▶ _DATASET RECORDS_:
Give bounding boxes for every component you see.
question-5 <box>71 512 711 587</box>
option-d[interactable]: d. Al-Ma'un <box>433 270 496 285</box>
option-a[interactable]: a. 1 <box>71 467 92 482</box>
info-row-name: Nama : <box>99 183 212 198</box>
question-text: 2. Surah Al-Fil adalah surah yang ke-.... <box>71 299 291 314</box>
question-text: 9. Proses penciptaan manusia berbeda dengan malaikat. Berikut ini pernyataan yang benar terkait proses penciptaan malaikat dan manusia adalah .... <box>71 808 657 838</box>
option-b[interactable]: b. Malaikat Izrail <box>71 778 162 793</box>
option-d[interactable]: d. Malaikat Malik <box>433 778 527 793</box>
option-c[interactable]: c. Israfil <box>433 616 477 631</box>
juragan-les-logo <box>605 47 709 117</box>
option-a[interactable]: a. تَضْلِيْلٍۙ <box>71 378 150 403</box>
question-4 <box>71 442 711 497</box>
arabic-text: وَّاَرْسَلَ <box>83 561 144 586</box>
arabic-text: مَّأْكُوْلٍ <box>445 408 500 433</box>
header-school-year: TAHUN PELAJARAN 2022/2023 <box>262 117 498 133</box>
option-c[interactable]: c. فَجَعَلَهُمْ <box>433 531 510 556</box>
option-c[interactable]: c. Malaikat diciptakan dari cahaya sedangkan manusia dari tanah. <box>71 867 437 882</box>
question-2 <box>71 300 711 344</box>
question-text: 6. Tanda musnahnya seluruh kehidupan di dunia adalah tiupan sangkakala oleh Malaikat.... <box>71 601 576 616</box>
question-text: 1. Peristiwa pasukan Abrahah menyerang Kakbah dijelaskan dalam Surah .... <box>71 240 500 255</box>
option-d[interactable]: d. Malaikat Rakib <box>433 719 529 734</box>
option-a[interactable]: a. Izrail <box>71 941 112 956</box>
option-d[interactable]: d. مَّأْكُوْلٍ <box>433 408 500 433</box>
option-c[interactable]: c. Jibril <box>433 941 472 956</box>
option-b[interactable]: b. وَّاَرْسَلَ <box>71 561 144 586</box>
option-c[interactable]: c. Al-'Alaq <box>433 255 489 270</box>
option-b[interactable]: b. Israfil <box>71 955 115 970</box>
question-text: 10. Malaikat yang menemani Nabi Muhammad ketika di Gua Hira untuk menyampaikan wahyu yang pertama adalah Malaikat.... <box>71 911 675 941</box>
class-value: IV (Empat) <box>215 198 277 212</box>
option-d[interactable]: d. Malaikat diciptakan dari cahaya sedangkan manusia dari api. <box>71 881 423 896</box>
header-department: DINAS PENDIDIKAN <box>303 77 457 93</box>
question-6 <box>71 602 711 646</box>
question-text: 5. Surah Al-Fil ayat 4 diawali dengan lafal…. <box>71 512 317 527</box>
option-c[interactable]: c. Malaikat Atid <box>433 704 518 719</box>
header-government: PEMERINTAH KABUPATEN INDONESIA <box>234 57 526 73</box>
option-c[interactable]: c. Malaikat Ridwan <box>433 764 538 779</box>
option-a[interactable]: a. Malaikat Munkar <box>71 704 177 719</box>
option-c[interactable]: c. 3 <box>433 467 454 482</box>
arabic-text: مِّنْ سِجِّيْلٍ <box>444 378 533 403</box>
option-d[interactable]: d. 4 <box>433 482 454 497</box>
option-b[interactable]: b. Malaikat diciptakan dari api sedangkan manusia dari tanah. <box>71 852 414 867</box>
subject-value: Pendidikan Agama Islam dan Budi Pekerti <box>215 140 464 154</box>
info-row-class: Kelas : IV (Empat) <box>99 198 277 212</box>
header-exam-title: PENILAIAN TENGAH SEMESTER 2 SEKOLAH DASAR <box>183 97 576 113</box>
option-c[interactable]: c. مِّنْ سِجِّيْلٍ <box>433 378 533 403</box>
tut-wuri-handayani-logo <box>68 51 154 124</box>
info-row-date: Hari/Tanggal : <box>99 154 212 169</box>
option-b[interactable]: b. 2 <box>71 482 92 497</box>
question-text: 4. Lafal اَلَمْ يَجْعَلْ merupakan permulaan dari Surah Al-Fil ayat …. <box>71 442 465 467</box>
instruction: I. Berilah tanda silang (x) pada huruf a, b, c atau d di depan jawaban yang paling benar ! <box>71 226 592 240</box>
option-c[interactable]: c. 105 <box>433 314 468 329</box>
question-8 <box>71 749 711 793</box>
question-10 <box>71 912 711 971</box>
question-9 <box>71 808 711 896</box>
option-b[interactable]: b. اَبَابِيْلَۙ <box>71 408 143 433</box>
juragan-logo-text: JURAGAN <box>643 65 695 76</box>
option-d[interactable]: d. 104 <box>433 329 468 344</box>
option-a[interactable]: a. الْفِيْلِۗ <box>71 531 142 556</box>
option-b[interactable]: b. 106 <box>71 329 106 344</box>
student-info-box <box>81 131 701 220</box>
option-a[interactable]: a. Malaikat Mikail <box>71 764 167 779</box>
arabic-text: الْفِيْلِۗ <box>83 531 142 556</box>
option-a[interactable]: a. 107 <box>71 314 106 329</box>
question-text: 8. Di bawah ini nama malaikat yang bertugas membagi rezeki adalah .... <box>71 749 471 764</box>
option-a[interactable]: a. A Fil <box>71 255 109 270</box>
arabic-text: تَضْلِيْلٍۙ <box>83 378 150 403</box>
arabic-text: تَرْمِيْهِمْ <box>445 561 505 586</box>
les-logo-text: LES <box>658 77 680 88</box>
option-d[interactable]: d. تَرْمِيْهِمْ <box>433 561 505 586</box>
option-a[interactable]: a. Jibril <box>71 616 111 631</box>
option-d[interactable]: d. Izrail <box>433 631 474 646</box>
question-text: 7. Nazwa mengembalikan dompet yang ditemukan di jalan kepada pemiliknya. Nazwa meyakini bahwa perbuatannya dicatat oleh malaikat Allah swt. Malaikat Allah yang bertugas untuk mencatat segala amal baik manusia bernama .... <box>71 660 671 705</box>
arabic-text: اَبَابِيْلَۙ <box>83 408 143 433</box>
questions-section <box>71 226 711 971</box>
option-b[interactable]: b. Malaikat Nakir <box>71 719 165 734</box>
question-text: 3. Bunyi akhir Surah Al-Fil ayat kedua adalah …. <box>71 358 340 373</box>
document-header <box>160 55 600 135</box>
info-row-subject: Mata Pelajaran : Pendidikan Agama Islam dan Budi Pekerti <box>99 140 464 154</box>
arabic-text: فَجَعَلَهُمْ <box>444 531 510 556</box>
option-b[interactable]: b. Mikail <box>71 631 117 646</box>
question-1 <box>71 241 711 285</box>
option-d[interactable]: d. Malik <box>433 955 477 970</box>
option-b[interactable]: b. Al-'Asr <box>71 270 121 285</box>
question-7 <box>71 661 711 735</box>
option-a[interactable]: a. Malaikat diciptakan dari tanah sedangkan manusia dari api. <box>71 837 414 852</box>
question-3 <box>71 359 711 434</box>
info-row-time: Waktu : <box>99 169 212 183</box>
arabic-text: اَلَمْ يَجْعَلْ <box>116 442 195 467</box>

▶ _YOUR GOAL_:
Return every line of the data above unchanged, character for character and in the same order.

▶ _OUTPUT_:
Give bounding boxes for every component you see.
question-5 <box>71 512 711 587</box>
option-d[interactable]: d. Al-Ma'un <box>433 270 496 285</box>
option-a[interactable]: a. 1 <box>71 467 92 482</box>
info-row-name: Nama : <box>99 183 212 198</box>
question-text: 2. Surah Al-Fil adalah surah yang ke-.... <box>71 299 291 314</box>
question-text: 9. Proses penciptaan manusia berbeda dengan malaikat. Berikut ini pernyataan yang benar terkait proses penciptaan malaikat dan manusia adalah .... <box>71 808 657 838</box>
option-b[interactable]: b. Malaikat Izrail <box>71 778 162 793</box>
option-d[interactable]: d. Malaikat Malik <box>433 778 527 793</box>
option-c[interactable]: c. Israfil <box>433 616 477 631</box>
juragan-les-logo <box>605 47 709 117</box>
option-a[interactable]: a. تَضْلِيْلٍۙ <box>71 378 150 403</box>
question-4 <box>71 442 711 497</box>
arabic-text: وَّاَرْسَلَ <box>83 561 144 586</box>
arabic-text: مَّأْكُوْلٍ <box>445 408 500 433</box>
header-school-year: TAHUN PELAJARAN 2022/2023 <box>262 117 498 133</box>
option-c[interactable]: c. فَجَعَلَهُمْ <box>433 531 510 556</box>
option-c[interactable]: c. Malaikat diciptakan dari cahaya sedangkan manusia dari tanah. <box>71 867 437 882</box>
question-2 <box>71 300 711 344</box>
question-text: 6. Tanda musnahnya seluruh kehidupan di dunia adalah tiupan sangkakala oleh Malaikat.... <box>71 601 576 616</box>
question-text: 1. Peristiwa pasukan Abrahah menyerang Kakbah dijelaskan dalam Surah .... <box>71 240 500 255</box>
option-d[interactable]: d. Malaikat Rakib <box>433 719 529 734</box>
option-a[interactable]: a. Izrail <box>71 941 112 956</box>
option-d[interactable]: d. مَّأْكُوْلٍ <box>433 408 500 433</box>
option-c[interactable]: c. Jibril <box>433 941 472 956</box>
option-b[interactable]: b. وَّاَرْسَلَ <box>71 561 144 586</box>
option-c[interactable]: c. Al-'Alaq <box>433 255 489 270</box>
option-b[interactable]: b. Israfil <box>71 955 115 970</box>
question-text: 10. Malaikat yang menemani Nabi Muhammad ketika di Gua Hira untuk menyampaikan wahyu yang pertama adalah Malaikat.... <box>71 911 675 941</box>
class-value: IV (Empat) <box>215 198 277 212</box>
option-d[interactable]: d. Malaikat diciptakan dari cahaya sedangkan manusia dari api. <box>71 881 423 896</box>
header-department: DINAS PENDIDIKAN <box>303 77 457 93</box>
question-6 <box>71 602 711 646</box>
question-text: 5. Surah Al-Fil ayat 4 diawali dengan lafal…. <box>71 512 317 527</box>
option-c[interactable]: c. Malaikat Atid <box>433 704 518 719</box>
header-government: PEMERINTAH KABUPATEN INDONESIA <box>234 57 526 73</box>
option-c[interactable]: c. Malaikat Ridwan <box>433 764 538 779</box>
option-a[interactable]: a. Malaikat Munkar <box>71 704 177 719</box>
option-c[interactable]: c. 3 <box>433 467 454 482</box>
arabic-text: مِّنْ سِجِّيْلٍ <box>444 378 533 403</box>
option-d[interactable]: d. 4 <box>433 482 454 497</box>
option-b[interactable]: b. Malaikat diciptakan dari api sedangkan manusia dari tanah. <box>71 852 414 867</box>
subject-value: Pendidikan Agama Islam dan Budi Pekerti <box>215 140 464 154</box>
info-row-class: Kelas : IV (Empat) <box>99 198 277 212</box>
header-exam-title: PENILAIAN TENGAH SEMESTER 2 SEKOLAH DASAR <box>183 97 576 113</box>
option-c[interactable]: c. مِّنْ سِجِّيْلٍ <box>433 378 533 403</box>
tut-wuri-handayani-logo <box>68 51 154 124</box>
info-row-date: Hari/Tanggal : <box>99 154 212 169</box>
option-b[interactable]: b. 2 <box>71 482 92 497</box>
question-text: 4. Lafal اَلَمْ يَجْعَلْ merupakan permulaan dari Surah Al-Fil ayat …. <box>71 442 465 467</box>
instruction: I. Berilah tanda silang (x) pada huruf a, b, c atau d di depan jawaban yang paling benar ! <box>71 226 592 240</box>
option-c[interactable]: c. 105 <box>433 314 468 329</box>
question-8 <box>71 749 711 793</box>
question-10 <box>71 912 711 971</box>
question-9 <box>71 808 711 896</box>
option-b[interactable]: b. اَبَابِيْلَۙ <box>71 408 143 433</box>
juragan-logo-text: JURAGAN <box>643 65 695 76</box>
option-d[interactable]: d. 104 <box>433 329 468 344</box>
option-a[interactable]: a. الْفِيْلِۗ <box>71 531 142 556</box>
option-b[interactable]: b. 106 <box>71 329 106 344</box>
student-info-box <box>81 131 701 220</box>
option-a[interactable]: a. Malaikat Mikail <box>71 764 167 779</box>
arabic-text: الْفِيْلِۗ <box>83 531 142 556</box>
option-a[interactable]: a. 107 <box>71 314 106 329</box>
question-text: 8. Di bawah ini nama malaikat yang bertugas membagi rezeki adalah .... <box>71 749 471 764</box>
option-a[interactable]: a. A Fil <box>71 255 109 270</box>
arabic-text: تَضْلِيْلٍۙ <box>83 378 150 403</box>
arabic-text: تَرْمِيْهِمْ <box>445 561 505 586</box>
les-logo-text: LES <box>658 77 680 88</box>
option-d[interactable]: d. تَرْمِيْهِمْ <box>433 561 505 586</box>
option-a[interactable]: a. Jibril <box>71 616 111 631</box>
option-d[interactable]: d. Izrail <box>433 631 474 646</box>
question-text: 7. Nazwa mengembalikan dompet yang ditemukan di jalan kepada pemiliknya. Nazwa meyakini bahwa perbuatannya dicatat oleh malaikat Allah swt. Malaikat Allah yang bertugas untuk mencatat segala amal baik manusia bernama .... <box>71 660 671 705</box>
arabic-text: اَبَابِيْلَۙ <box>83 408 143 433</box>
questions-section <box>71 226 711 971</box>
option-b[interactable]: b. Malaikat Nakir <box>71 719 165 734</box>
question-text: 3. Bunyi akhir Surah Al-Fil ayat kedua adalah …. <box>71 358 340 373</box>
document-header <box>160 55 600 135</box>
info-row-subject: Mata Pelajaran : Pendidikan Agama Islam dan Budi Pekerti <box>99 140 464 154</box>
arabic-text: فَجَعَلَهُمْ <box>444 531 510 556</box>
option-b[interactable]: b. Mikail <box>71 631 117 646</box>
question-1 <box>71 241 711 285</box>
option-d[interactable]: d. Malik <box>433 955 477 970</box>
option-b[interactable]: b. Al-'Asr <box>71 270 121 285</box>
question-7 <box>71 661 711 735</box>
option-a[interactable]: a. Malaikat diciptakan dari tanah sedangkan manusia dari api. <box>71 837 414 852</box>
question-3 <box>71 359 711 434</box>
info-row-time: Waktu : <box>99 169 212 183</box>
arabic-text: اَلَمْ يَجْعَلْ <box>116 442 195 467</box>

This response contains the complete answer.